DIRECTIVES →
a) Answer these questions about the forum thread comparing the Buckmark Standard and Camper, one line per answer:
(i) What kind of shooting did tarnis do in high school?
(ii) Whom does DanP_from_AZ call the master guru of the Browning sub-forum?
(iii) Which grips were on the Buck Mark Plus that DanP_from_AZ waited to get?
b) Write a continuation of the forum thread on the Buckmark Standard and Camper, beginning after its final sentence.

TEXT PASSAGE →

┏━━

# Buckmark Standard vs Camper?



## tarnis

I was just curious what the difference was between the two? Also if I were to say go with the camper and put the money I save towards adding a Tactical Solutions barrel on later if I feel I need to would I be coming out ahead? Used to do competition rifle shooting in high school and I was pretty good but haven't owned or really even touched a gun in years. Kind of trying to get back into things, and this will be my first. Rather buy and do things right the first time then have to buy a new gun later.


----------



## DanP_from_AZ

tarnis said:


> I was just curious what the difference was between the two? Also if I were to say go with the camper and put the money I save towards adding a Tactical Solutions barrel on later if I feel I need to would I be coming out ahead? Used to do competition rifle shooting in high school and I was pretty good but haven't owned or really even touched a gun in years. Kind of trying to get back into things, and this will be my first. Rather buy and do things right the first time then have to buy a new gun later.


You may have done some of "this" stuff below ?

If you want to compare specs, go here to the Browning Buckmark site.
Browning Buck Mark Pistols, Product Family

If you want to compare both specs, and prices in your area, go here to Davidson's Gallery of Guns. Click on the Gun Genie. Then Browning, then Buckmark.
www.galleryofguns.com - Buy guns online, top brands, best price, best service, best warranty; all types of guns: revolvers, rifles, pistols and shotguns.
You can check specs and availability and list prices at this Davidson site for all the Buck Mark models. And get the actual prices at dealers in your area.

If you want to know ALL things Buckmark, go here. I've put you into the rimfirecentral.com/browning sub-forum. 
Browning - RimfireCentral.com Forums

This Browning sub-forum has ALL kinds of threads on "things Buck Mark". "Chim" is the master guru. You should ask "your question" here.
Yours is a fairly common question. And, they love to answer. :mrgreen:
Also, click on the sticky "Buck Mark Starter Thread" at the top. A WEALTH of Buck Mark info awaits you.
Including all about standard vs. URX vs. UDX grips. They have different grip frames.

I waited and waited to get my Buck Mark Plus with the UDX laminated rosewood grips. I loved the "look". The other models shoot just as well.

┗━━

EXCERPTED DATA →
┏━━

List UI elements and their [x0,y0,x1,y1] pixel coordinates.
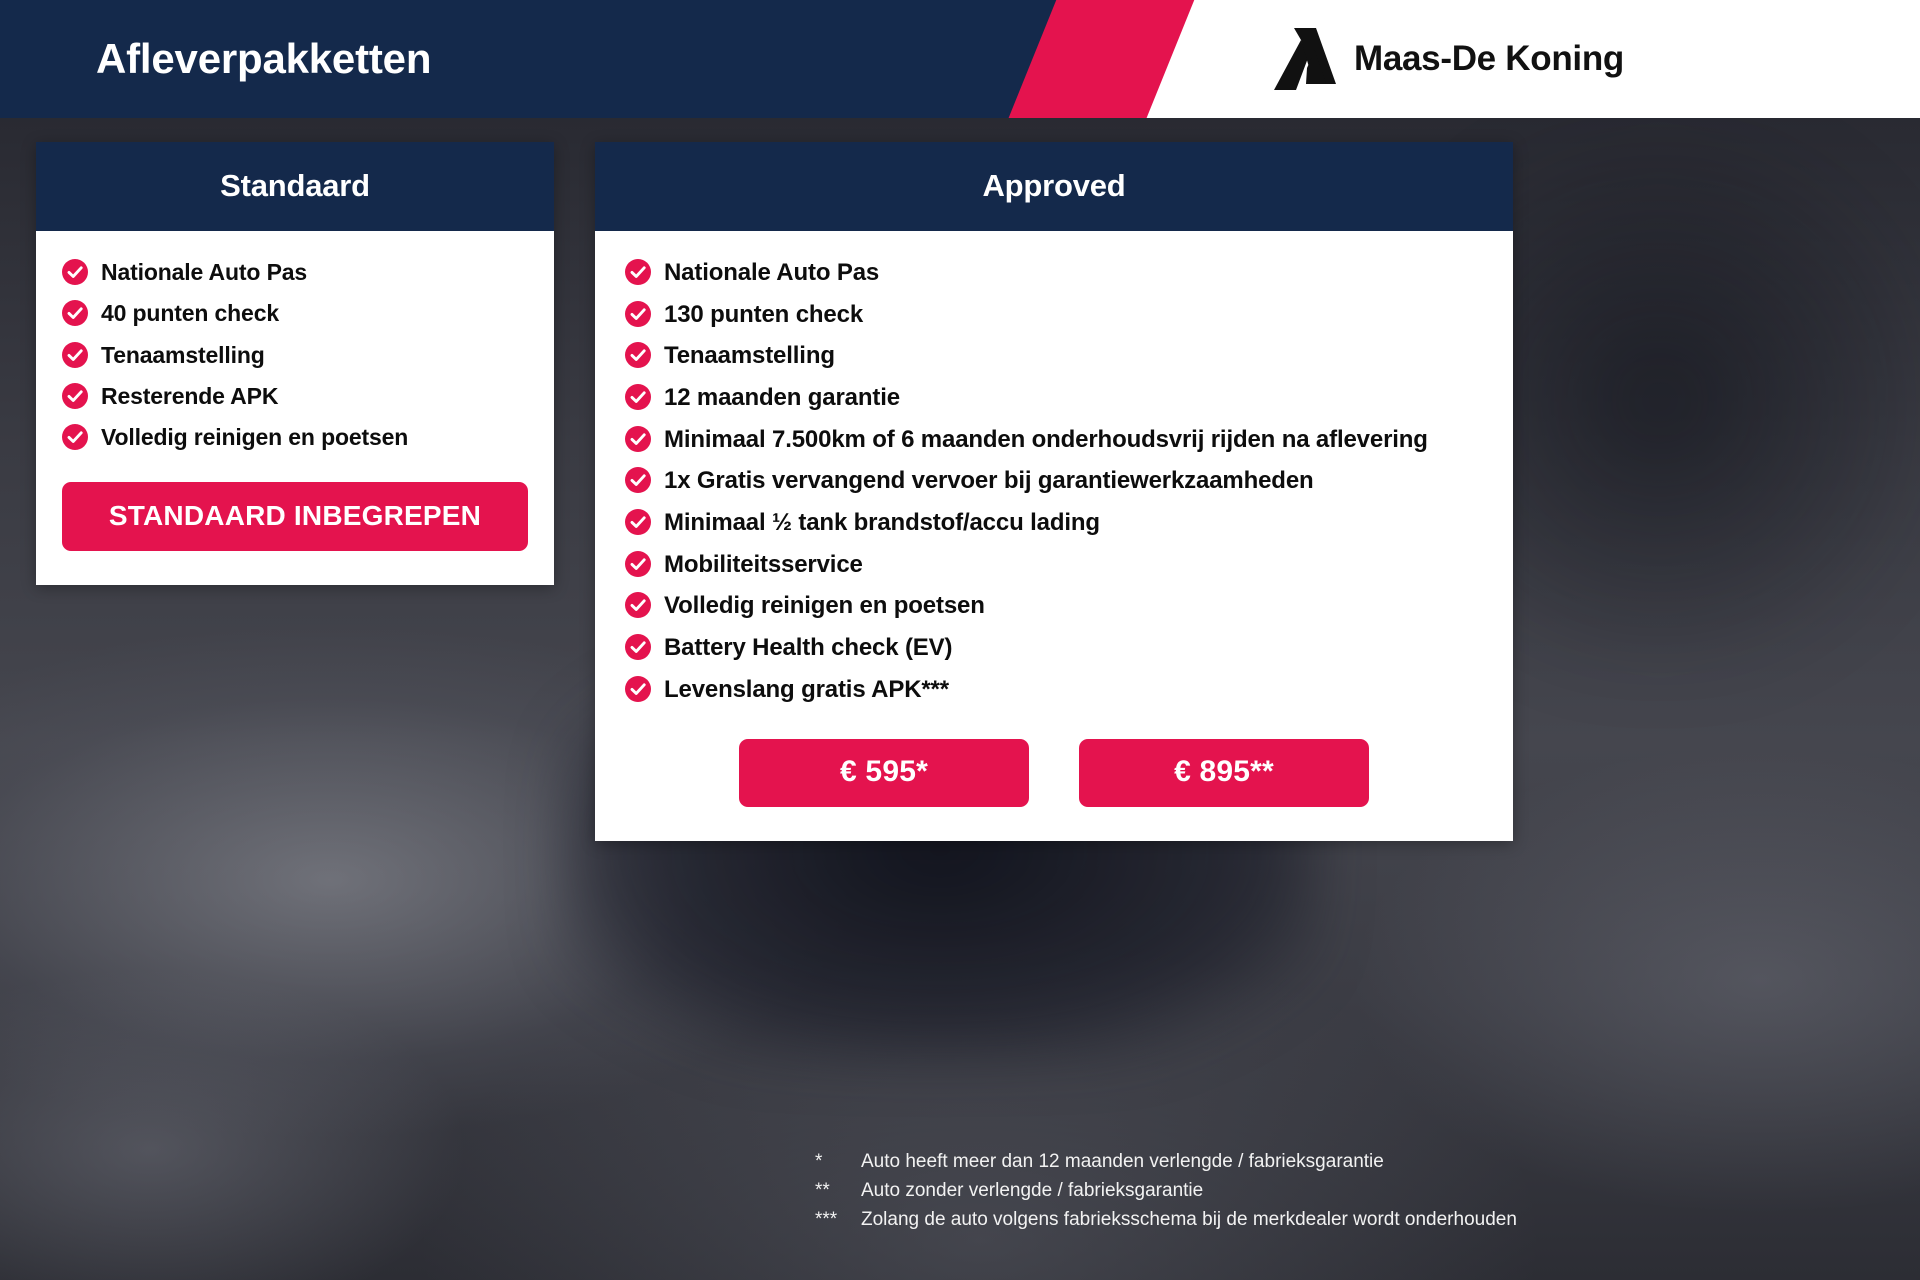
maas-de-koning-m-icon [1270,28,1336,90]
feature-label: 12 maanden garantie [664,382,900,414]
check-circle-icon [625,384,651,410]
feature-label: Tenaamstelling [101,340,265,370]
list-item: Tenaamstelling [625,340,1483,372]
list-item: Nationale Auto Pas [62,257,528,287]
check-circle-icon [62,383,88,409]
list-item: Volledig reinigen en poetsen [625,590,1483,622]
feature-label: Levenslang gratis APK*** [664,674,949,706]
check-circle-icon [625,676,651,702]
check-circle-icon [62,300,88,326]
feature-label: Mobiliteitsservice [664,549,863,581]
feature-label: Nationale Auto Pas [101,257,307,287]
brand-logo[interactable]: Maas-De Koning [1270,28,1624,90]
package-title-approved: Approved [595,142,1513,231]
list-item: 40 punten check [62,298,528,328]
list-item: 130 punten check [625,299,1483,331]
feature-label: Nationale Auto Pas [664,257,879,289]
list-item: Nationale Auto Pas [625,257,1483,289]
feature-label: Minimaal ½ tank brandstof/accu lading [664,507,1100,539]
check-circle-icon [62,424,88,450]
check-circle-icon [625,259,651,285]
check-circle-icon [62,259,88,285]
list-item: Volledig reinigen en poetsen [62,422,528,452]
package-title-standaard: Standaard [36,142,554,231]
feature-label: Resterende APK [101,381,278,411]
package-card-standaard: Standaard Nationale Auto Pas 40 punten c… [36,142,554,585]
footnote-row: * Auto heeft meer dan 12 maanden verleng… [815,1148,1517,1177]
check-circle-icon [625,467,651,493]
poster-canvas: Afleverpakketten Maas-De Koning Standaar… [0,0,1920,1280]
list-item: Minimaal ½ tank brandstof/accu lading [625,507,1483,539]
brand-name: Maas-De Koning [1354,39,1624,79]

┗━━

EXERCISE ANSWERS →
a)
(i) Competition rifle shooting.
(ii) "Chim."
(iii) UDX laminated rosewood grips.

b)
I got it through Davidson's Gun Genie picked up by my favorite local gun store (cheapest price too). Davidson's distribution center is at our airport.
I've added a Browning "rail", and a TruGlo "cheapie" red/green multi-recticle sight. For about $85 total. Works great.

Buck Mark fever strikes just once, but lasts a lifetime. Good Luck ! :smt1099


----------



## dondavis3

@ DanP_from_AZ

Great answer ..., very helpful.

I chose the Camper and added optics to it later.










I like the camper because of the way it felt in my hand and the grips.

Good luck in your search.

:smt1099


----------



## Stevebitt300

That sparked my interest in getting a Buck Mark, probably a Camper. .... had a Buck Mark 'Standard' which has the slab-side barrel and nice


----------



## VietVet68

dondavis3 said:


> @ DanP_from_AZ
> 
> Great answer ..., very helpful.
> 
> I chose the Camper and added optics to it later.
> 
> 
> 
> 
> 
> 
> 
> 
> 
> 
> I like the camper because of the way it felt in my hand and the grips.
> 
> Good luck in your search.
> 
> :smt1099


I'm probably going to buy my first .22 LR & I like the Buck Mark Camper. Can you tell me the Brand & model of the scope you installed on yours?


----------



## Baldy

Fine looking Pistol you have there for sure Mr. Davis...:smt1099


----------



## dondavis3

Thank you - it's sure a good shooter.

:smt1099


----------



## Mik3e

I chose the Camper because there are no finger groves on the grip. They never fit my hand and I end up with aching fingers.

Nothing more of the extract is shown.